◆ **Set problem**: Please give the listing again in its entirety, exactly as written.

◆ **Input material**:
-- START --

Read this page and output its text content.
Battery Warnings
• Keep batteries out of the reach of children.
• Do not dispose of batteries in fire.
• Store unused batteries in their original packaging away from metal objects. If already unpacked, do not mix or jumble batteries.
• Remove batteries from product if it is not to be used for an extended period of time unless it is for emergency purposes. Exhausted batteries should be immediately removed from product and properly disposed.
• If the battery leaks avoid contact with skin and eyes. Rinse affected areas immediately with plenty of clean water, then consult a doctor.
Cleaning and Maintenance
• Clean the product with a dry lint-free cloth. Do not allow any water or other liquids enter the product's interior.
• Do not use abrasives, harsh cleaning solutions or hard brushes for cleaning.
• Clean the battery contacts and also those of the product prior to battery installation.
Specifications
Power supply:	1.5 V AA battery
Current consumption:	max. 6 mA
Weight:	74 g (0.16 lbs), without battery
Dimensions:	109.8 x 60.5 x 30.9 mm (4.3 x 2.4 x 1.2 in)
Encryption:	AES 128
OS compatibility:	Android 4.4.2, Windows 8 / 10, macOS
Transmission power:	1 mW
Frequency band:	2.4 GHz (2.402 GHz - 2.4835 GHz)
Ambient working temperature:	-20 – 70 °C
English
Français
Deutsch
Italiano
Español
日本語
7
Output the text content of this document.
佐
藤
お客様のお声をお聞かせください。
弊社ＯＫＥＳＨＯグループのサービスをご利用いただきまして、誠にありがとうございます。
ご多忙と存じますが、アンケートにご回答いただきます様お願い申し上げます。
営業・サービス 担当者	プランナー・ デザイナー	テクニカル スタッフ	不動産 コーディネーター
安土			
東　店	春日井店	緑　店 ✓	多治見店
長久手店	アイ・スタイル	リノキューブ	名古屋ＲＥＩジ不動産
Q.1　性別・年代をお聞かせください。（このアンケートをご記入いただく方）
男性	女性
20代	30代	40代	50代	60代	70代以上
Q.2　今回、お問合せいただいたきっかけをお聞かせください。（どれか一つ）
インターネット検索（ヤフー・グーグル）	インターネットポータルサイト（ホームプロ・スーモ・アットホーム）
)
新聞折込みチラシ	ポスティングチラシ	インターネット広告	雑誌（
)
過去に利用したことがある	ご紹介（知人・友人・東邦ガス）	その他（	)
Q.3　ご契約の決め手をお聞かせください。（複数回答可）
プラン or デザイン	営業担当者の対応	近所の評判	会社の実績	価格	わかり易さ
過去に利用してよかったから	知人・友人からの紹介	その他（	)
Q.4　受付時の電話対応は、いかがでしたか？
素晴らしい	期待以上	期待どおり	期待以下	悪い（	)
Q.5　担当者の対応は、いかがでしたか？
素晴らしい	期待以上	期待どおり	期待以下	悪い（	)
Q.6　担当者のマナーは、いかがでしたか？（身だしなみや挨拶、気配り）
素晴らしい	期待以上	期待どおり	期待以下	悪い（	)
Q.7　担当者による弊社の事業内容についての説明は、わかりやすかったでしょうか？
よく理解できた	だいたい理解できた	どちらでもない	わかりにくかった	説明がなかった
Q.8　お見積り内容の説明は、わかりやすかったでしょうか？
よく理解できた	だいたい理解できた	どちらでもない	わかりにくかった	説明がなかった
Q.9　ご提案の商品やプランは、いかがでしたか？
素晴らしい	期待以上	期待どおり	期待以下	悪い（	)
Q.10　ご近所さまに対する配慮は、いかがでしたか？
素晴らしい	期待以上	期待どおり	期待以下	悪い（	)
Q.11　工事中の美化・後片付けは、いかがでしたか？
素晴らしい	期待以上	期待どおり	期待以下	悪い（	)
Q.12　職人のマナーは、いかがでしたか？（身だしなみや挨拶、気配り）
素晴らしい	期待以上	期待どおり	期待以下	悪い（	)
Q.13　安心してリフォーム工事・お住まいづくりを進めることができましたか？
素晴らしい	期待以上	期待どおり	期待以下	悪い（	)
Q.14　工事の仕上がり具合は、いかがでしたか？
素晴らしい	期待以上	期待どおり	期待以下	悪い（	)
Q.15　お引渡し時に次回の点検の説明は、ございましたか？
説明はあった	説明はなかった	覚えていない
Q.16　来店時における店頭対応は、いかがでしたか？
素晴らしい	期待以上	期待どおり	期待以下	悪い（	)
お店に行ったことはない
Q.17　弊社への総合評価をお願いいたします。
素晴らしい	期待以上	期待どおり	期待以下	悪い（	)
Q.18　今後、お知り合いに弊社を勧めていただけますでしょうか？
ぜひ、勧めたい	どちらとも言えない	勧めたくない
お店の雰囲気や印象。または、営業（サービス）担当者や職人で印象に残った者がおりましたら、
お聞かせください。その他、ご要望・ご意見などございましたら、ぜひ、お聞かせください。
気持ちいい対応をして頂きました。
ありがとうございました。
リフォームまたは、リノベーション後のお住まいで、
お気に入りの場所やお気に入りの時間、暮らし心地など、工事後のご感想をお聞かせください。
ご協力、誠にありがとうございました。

-- END --

◆ **Response to this task**:
Read this page and output its text content.
Battery Warnings
• Keep batteries out of the reach of children.
• Do not dispose of batteries in fire.
• Store unused batteries in their original packaging away from metal objects. If already unpacked, do not mix or jumble batteries.
• Remove batteries from product if it is not to be used for an extended period of time unless it is for emergency purposes. Exhausted batteries should be immediately removed from product and properly disposed.
• If the battery leaks avoid contact with skin and eyes. Rinse affected areas immediately with plenty of clean water, then consult a doctor.
Cleaning and Maintenance
• Clean the product with a dry lint-free cloth. Do not allow any water or other liquids enter the product's interior.
• Do not use abrasives, harsh cleaning solutions or hard brushes for cleaning.
• Clean the battery contacts and also those of the product prior to battery installation.
Specifications
Power supply:	1.5 V AA battery
Current consumption:	max. 6 mA
Weight:	74 g (0.16 lbs), without battery
Dimensions:	109.8 x 60.5 x 30.9 mm (4.3 x 2.4 x 1.2 in)
Encryption:	AES 128
OS compatibility:	Android 4.4.2, Windows 8 / 10, macOS
Transmission power:	1 mW
Frequency band:	2.4 GHz (2.402 GHz - 2.4835 GHz)
Ambient working temperature:	-20 – 70 °C
English
Français
Deutsch
Italiano
Español
日本語
7
Output the text content of this document.
佐
藤
お客様のお声をお聞かせください。
弊社ＯＫＥＳＨＯグループのサービスをご利用いただきまして、誠にありがとうございます。
ご多忙と存じますが、アンケートにご回答いただきます様お願い申し上げます。
営業・サービス 担当者	プランナー・ デザイナー	テクニカル スタッフ	不動産 コーディネーター
安土			
東　店	春日井店	緑　店 ✓	多治見店
長久手店	アイ・スタイル	リノキューブ	名古屋ＲＥＩジ不動産
Q.1　性別・年代をお聞かせください。（このアンケートをご記入いただく方）
男性	女性
20代	30代	40代	50代	60代	70代以上
Q.2　今回、お問合せいただいたきっかけをお聞かせください。（どれか一つ）
インターネット検索（ヤフー・グーグル）	インターネットポータルサイト（ホームプロ・スーモ・アットホーム）
)
新聞折込みチラシ	ポスティングチラシ	インターネット広告	雑誌（
)
過去に利用したことがある	ご紹介（知人・友人・東邦ガス）	その他（	)
Q.3　ご契約の決め手をお聞かせください。（複数回答可）
プラン or デザイン	営業担当者の対応	近所の評判	会社の実績	価格	わかり易さ
過去に利用してよかったから	知人・友人からの紹介	その他（	)
Q.4　受付時の電話対応は、いかがでしたか？
素晴らしい	期待以上	期待どおり	期待以下	悪い（	)
Q.5　担当者の対応は、いかがでしたか？
素晴らしい	期待以上	期待どおり	期待以下	悪い（	)
Q.6　担当者のマナーは、いかがでしたか？（身だしなみや挨拶、気配り）
素晴らしい	期待以上	期待どおり	期待以下	悪い（	)
Q.7　担当者による弊社の事業内容についての説明は、わかりやすかったでしょうか？
よく理解できた	だいたい理解できた	どちらでもない	わかりにくかった	説明がなかった
Q.8　お見積り内容の説明は、わかりやすかったでしょうか？
よく理解できた	だいたい理解できた	どちらでもない	わかりにくかった	説明がなかった
Q.9　ご提案の商品やプランは、いかがでしたか？
素晴らしい	期待以上	期待どおり	期待以下	悪い（	)
Q.10　ご近所さまに対する配慮は、いかがでしたか？
素晴らしい	期待以上	期待どおり	期待以下	悪い（	)
Q.11　工事中の美化・後片付けは、いかがでしたか？
素晴らしい	期待以上	期待どおり	期待以下	悪い（	)
Q.12　職人のマナーは、いかがでしたか？（身だしなみや挨拶、気配り）
素晴らしい	期待以上	期待どおり	期待以下	悪い（	)
Q.13　安心してリフォーム工事・お住まいづくりを進めることができましたか？
素晴らしい	期待以上	期待どおり	期待以下	悪い（	)
Q.14　工事の仕上がり具合は、いかがでしたか？
素晴らしい	期待以上	期待どおり	期待以下	悪い（	)
Q.15　お引渡し時に次回の点検の説明は、ございましたか？
説明はあった	説明はなかった	覚えていない
Q.16　来店時における店頭対応は、いかがでしたか？
素晴らしい	期待以上	期待どおり	期待以下	悪い（	)
お店に行ったことはない
Q.17　弊社への総合評価をお願いいたします。
素晴らしい	期待以上	期待どおり	期待以下	悪い（	)
Q.18　今後、お知り合いに弊社を勧めていただけますでしょうか？
ぜひ、勧めたい	どちらとも言えない	勧めたくない
お店の雰囲気や印象。または、営業（サービス）担当者や職人で印象に残った者がおりましたら、
お聞かせください。その他、ご要望・ご意見などございましたら、ぜひ、お聞かせください。
気持ちいい対応をして頂きました。
ありがとうございました。
リフォームまたは、リノベーション後のお住まいで、
お気に入りの場所やお気に入りの時間、暮らし心地など、工事後のご感想をお聞かせください。
ご協力、誠にありがとうございました。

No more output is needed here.